• _Listed entries_:
BEGIN

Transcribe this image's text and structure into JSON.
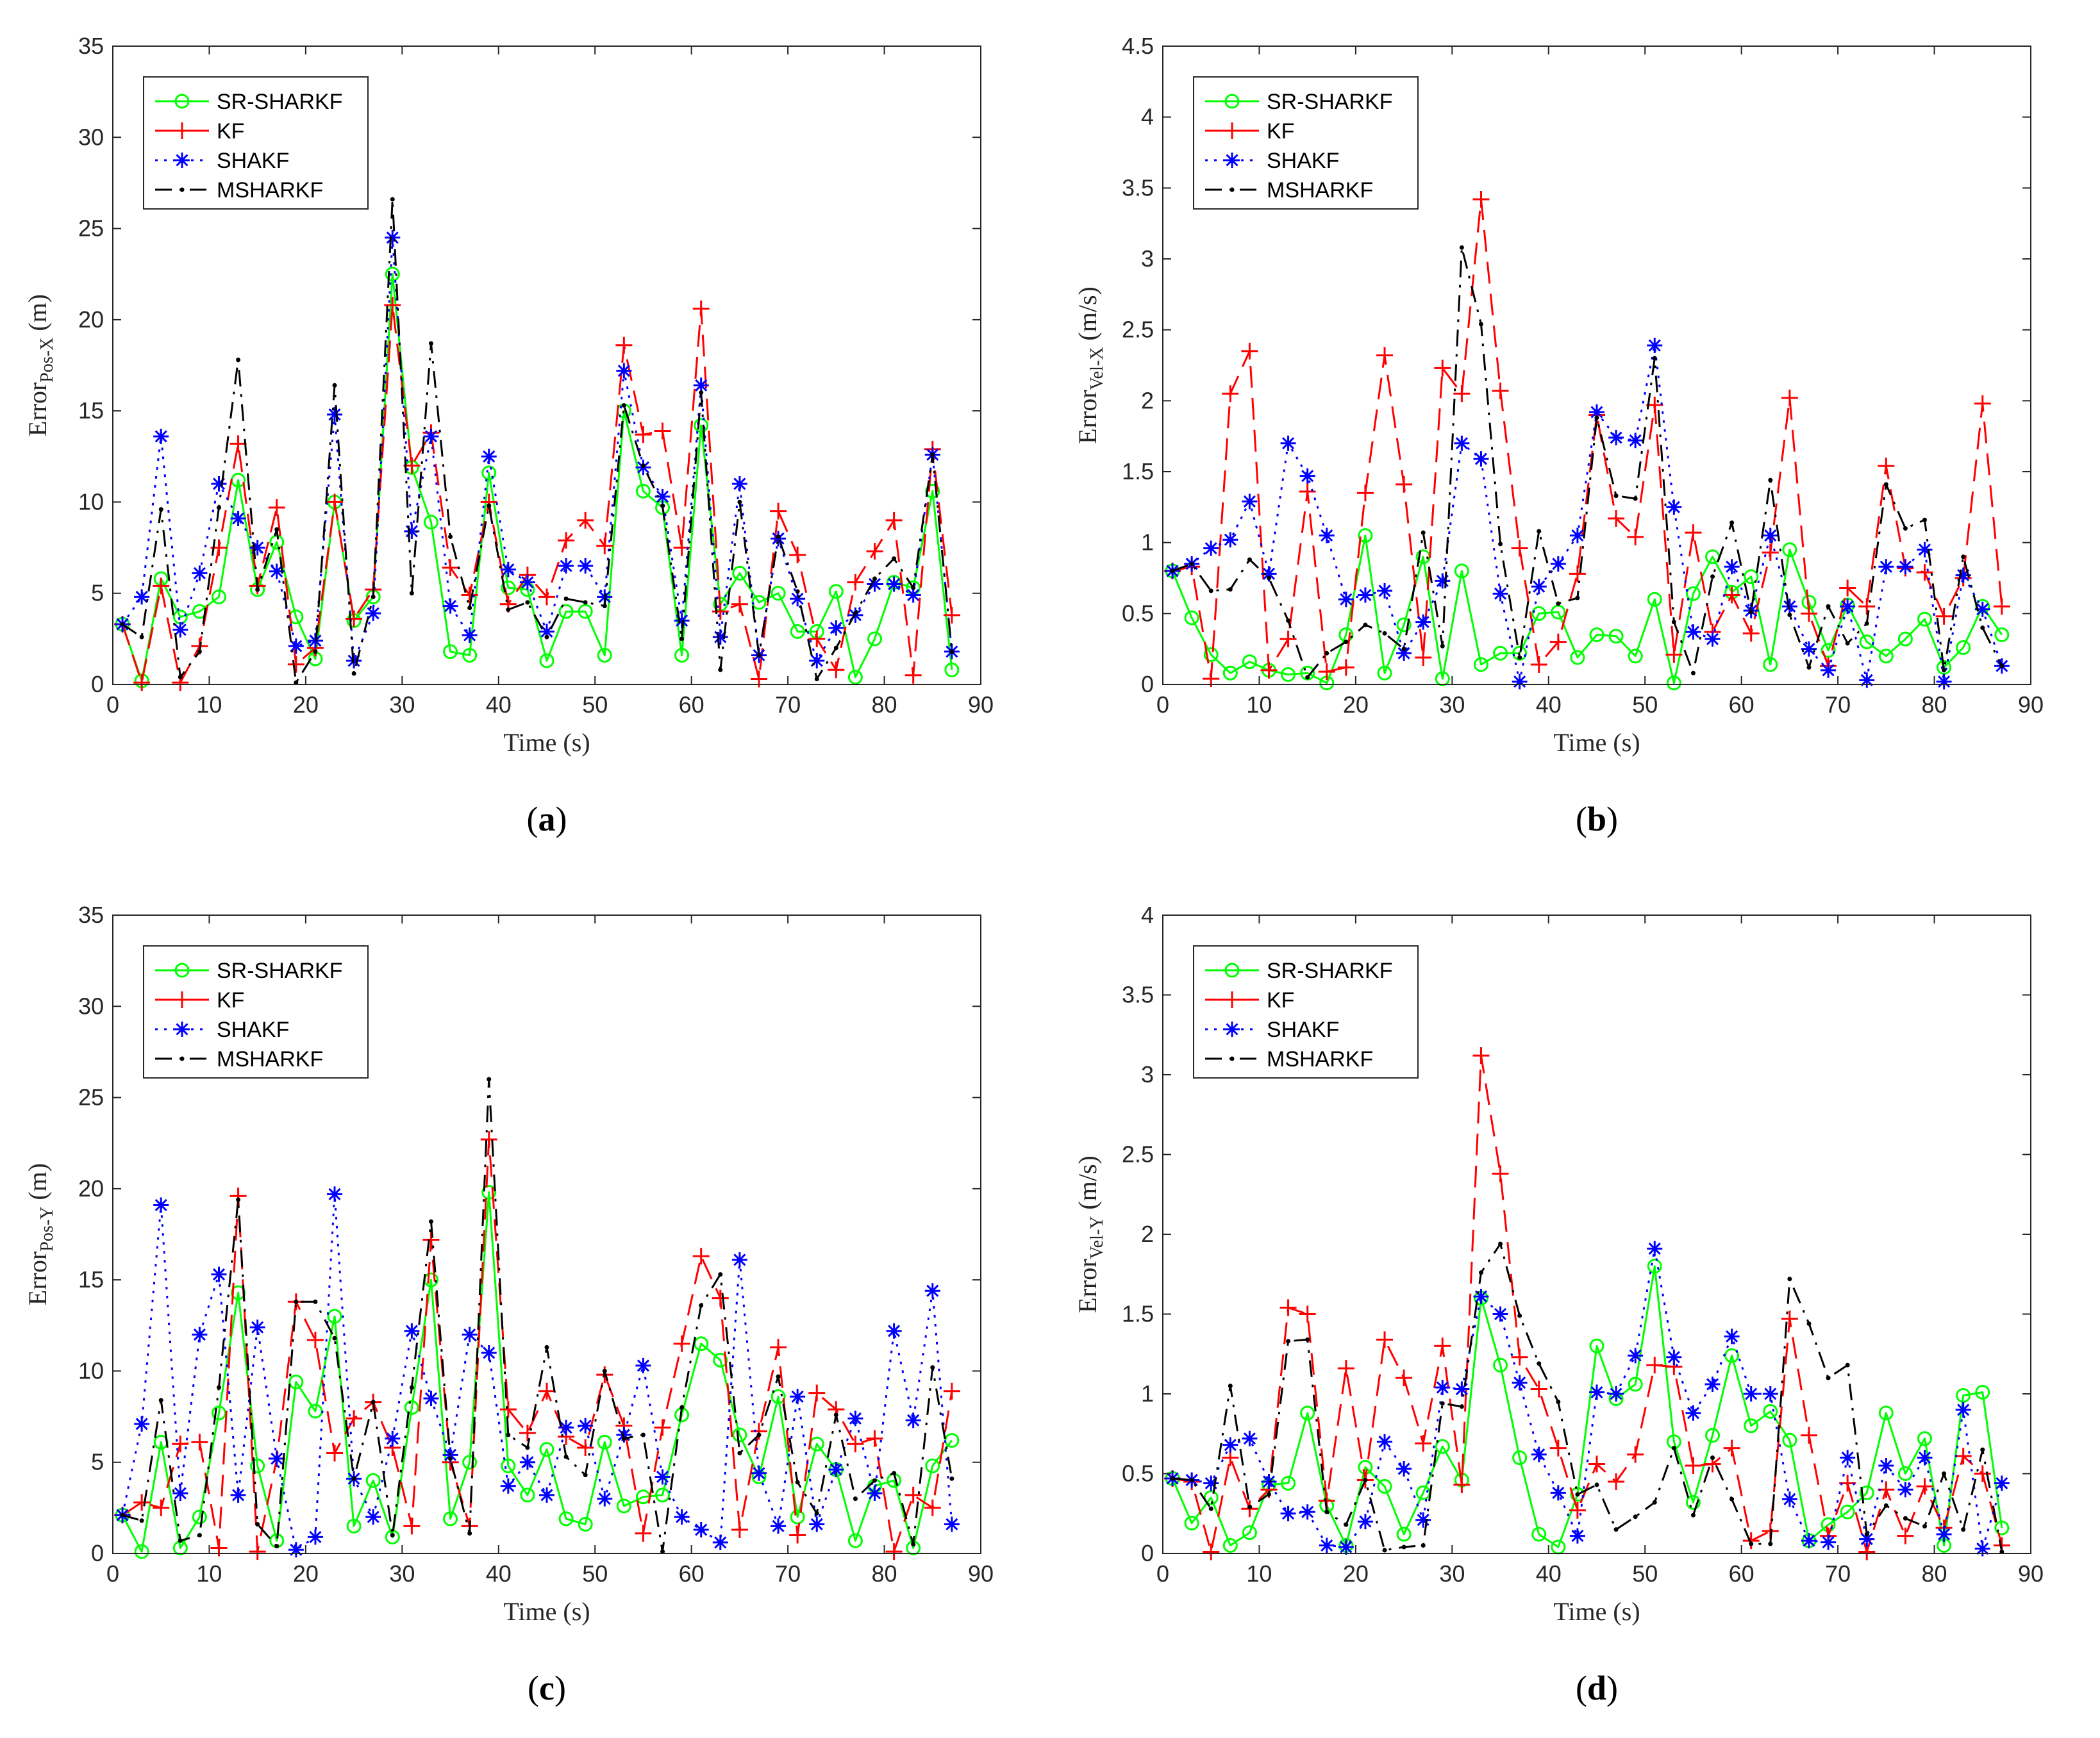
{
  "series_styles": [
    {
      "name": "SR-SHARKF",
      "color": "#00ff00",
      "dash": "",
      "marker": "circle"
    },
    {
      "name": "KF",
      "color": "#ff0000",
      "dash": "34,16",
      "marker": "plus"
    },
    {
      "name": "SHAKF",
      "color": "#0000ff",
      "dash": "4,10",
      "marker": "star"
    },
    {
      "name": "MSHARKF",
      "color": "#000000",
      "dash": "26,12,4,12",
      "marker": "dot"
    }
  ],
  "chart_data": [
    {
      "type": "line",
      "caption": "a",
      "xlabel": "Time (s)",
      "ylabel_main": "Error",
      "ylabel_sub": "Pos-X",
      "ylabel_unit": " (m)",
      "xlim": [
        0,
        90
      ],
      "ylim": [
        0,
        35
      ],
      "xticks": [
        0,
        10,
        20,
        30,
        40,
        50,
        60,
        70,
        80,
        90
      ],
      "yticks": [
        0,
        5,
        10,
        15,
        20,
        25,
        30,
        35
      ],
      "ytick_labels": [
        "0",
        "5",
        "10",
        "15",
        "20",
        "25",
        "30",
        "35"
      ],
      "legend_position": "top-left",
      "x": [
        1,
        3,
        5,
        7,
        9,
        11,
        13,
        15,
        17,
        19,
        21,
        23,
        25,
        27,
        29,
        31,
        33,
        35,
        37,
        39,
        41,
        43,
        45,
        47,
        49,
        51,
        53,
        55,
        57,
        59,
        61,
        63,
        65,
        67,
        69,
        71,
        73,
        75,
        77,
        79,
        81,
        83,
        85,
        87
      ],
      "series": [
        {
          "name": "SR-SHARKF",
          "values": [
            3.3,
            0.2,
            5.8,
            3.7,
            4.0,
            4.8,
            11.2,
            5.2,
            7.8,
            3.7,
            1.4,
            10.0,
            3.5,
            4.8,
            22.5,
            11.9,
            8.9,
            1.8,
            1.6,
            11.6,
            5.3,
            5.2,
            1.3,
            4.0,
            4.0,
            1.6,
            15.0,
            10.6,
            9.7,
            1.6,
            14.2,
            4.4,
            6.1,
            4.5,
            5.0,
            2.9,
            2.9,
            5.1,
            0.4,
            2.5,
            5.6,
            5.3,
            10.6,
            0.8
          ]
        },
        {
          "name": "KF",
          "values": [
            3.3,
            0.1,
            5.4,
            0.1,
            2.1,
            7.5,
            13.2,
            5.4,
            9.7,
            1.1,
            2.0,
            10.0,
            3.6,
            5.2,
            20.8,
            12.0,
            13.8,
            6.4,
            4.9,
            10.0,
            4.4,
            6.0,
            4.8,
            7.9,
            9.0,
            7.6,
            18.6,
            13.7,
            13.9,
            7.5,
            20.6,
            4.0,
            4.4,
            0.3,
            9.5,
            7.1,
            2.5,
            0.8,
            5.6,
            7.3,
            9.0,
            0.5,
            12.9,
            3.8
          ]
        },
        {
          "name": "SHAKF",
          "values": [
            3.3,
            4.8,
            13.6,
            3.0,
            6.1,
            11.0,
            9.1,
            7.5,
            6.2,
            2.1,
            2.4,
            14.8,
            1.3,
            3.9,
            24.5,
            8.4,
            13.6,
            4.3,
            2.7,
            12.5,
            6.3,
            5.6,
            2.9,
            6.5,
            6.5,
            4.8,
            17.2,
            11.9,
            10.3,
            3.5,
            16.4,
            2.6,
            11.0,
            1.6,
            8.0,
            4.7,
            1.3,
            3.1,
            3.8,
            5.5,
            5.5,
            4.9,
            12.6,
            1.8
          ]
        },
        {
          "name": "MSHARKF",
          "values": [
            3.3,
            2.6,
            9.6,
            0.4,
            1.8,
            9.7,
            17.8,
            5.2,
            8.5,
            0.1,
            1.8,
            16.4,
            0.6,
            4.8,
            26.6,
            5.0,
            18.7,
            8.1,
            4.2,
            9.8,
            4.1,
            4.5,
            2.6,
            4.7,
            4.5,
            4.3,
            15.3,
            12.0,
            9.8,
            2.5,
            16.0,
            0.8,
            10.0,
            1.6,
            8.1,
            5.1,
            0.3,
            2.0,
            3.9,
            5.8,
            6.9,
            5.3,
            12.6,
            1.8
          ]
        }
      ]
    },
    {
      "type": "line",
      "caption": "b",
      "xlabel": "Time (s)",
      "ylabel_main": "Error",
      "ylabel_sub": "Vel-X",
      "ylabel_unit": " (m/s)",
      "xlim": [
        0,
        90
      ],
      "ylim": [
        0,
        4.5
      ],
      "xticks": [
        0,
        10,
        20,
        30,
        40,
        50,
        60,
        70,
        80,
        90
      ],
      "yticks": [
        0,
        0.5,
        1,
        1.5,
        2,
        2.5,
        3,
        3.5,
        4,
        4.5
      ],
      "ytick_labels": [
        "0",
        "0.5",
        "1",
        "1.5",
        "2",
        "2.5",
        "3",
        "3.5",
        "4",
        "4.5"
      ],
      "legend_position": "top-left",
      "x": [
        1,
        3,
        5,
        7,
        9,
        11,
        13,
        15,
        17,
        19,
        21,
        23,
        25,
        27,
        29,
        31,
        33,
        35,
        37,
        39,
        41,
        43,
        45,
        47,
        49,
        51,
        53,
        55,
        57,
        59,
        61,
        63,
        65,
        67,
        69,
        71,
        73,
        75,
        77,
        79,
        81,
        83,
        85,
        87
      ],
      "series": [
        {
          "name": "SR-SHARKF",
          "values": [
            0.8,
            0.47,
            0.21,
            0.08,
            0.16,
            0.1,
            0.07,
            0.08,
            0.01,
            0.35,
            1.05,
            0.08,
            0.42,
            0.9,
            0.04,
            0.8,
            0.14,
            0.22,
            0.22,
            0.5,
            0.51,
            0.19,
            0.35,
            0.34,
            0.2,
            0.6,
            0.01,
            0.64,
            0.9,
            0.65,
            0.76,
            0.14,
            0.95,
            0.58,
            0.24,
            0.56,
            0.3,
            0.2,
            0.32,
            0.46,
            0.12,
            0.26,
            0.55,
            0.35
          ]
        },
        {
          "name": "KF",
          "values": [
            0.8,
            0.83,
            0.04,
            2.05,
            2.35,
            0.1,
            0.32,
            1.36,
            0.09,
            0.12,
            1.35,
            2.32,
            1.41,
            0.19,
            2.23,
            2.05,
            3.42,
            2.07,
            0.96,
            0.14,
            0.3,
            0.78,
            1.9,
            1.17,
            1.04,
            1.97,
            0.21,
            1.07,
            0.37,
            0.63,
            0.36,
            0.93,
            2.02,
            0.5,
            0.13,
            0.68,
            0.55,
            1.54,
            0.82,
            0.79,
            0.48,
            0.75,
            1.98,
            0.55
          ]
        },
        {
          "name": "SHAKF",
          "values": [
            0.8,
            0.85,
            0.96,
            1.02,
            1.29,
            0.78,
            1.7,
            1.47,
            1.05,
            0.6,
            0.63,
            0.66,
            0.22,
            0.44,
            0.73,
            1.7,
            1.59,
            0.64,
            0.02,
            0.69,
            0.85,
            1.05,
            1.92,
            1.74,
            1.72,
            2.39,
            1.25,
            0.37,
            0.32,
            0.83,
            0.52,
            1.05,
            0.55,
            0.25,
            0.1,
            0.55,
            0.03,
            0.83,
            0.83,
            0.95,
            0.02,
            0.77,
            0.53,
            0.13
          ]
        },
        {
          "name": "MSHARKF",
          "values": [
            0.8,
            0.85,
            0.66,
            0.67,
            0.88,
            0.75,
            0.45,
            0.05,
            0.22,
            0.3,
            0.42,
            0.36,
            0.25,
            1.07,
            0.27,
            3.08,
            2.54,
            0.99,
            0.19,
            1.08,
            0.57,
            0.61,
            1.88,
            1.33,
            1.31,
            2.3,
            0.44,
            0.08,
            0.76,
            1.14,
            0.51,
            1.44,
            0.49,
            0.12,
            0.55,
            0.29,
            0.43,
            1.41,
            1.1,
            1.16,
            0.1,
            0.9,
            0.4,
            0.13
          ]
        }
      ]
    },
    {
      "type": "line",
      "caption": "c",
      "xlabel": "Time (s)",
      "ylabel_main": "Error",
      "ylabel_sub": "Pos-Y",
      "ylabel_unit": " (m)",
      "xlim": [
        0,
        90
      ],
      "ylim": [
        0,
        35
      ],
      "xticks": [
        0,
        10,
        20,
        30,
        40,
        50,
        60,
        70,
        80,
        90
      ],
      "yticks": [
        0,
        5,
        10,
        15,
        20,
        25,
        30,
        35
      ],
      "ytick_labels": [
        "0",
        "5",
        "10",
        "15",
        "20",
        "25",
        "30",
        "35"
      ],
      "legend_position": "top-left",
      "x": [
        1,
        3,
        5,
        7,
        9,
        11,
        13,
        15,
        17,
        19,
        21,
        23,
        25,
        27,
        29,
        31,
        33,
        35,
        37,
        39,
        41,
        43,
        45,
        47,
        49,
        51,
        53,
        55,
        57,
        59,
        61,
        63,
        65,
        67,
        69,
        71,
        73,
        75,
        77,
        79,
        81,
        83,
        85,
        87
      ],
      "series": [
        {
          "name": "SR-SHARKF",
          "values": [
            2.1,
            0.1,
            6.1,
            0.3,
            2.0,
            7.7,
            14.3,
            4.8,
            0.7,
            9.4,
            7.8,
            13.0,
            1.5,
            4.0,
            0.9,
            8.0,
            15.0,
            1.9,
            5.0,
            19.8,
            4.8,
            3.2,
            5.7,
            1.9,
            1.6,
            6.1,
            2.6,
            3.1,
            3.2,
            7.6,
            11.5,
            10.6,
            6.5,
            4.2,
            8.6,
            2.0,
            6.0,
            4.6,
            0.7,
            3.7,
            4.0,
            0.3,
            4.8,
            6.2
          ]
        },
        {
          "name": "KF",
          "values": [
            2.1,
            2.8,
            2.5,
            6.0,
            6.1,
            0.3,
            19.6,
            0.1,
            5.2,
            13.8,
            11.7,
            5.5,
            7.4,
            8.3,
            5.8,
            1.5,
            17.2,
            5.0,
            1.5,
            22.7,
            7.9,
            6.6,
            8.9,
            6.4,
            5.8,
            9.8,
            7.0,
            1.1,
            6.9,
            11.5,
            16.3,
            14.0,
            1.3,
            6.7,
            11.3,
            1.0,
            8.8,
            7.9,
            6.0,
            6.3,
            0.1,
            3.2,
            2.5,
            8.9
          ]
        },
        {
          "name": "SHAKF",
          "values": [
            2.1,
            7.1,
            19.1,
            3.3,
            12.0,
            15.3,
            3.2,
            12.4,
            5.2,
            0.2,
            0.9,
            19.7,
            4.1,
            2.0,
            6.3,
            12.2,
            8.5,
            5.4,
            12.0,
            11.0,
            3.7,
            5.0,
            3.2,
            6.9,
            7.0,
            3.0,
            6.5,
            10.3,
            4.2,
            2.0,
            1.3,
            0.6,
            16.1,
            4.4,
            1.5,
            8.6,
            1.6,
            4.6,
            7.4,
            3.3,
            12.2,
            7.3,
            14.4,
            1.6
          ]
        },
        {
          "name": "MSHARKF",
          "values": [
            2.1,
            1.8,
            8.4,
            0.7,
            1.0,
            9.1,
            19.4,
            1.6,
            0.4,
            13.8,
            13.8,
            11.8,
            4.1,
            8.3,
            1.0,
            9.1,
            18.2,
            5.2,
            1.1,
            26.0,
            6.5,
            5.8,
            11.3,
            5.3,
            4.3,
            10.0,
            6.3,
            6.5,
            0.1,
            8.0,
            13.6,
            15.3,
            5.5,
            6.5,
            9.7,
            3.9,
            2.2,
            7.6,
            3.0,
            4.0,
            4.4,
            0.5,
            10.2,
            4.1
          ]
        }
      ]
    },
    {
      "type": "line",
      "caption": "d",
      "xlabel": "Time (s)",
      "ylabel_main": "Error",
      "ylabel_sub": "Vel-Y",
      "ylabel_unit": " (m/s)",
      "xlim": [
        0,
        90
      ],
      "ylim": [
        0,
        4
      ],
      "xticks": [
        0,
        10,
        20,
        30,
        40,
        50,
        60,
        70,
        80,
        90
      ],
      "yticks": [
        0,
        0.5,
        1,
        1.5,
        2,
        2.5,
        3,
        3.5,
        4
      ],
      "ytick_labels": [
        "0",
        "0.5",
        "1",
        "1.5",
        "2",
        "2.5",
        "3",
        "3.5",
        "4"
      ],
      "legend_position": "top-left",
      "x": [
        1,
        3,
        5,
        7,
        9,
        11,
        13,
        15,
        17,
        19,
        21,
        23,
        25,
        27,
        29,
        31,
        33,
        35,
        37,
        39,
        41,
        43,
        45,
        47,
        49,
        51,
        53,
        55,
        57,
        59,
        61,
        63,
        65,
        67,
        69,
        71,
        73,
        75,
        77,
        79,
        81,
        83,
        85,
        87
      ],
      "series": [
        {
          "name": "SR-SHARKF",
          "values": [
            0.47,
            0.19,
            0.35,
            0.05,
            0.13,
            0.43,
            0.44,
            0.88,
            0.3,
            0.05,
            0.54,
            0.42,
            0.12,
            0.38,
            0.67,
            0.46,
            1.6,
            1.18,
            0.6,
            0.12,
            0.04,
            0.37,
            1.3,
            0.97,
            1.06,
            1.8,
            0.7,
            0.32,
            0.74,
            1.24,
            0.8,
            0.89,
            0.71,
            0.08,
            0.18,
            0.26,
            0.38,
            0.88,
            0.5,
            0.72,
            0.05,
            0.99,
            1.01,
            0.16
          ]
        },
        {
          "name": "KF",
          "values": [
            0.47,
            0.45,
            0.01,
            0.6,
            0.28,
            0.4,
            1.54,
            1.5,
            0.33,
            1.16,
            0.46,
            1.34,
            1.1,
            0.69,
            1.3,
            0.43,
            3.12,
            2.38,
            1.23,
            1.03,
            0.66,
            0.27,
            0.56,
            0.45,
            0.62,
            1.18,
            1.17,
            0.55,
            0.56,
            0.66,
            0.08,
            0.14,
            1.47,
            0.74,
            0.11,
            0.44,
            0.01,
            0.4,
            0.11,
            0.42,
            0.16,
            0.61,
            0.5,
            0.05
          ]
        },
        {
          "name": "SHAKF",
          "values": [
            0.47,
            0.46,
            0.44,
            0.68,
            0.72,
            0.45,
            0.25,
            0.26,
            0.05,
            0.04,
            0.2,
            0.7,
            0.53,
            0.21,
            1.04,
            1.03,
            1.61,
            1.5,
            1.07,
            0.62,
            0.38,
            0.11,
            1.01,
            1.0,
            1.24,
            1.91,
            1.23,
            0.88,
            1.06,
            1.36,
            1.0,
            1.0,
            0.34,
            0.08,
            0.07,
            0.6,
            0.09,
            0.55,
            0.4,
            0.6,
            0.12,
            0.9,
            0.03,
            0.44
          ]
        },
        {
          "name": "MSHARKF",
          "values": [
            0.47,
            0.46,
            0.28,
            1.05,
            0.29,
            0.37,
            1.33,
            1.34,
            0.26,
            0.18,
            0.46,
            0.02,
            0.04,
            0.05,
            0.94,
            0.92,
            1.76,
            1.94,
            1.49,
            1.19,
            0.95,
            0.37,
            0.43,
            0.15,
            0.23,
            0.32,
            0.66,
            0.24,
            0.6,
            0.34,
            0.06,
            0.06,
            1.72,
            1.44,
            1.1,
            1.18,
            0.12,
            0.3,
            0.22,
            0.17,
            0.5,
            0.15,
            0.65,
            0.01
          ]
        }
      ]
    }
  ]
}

END

• _What is expected_: Search the entries for "dash" and copy out each line that has it.

• _Solved problem_:
      "dash": "",
      "dash": "34,16",
      "dash": "4,10",
      "dash": "26,12,4,12",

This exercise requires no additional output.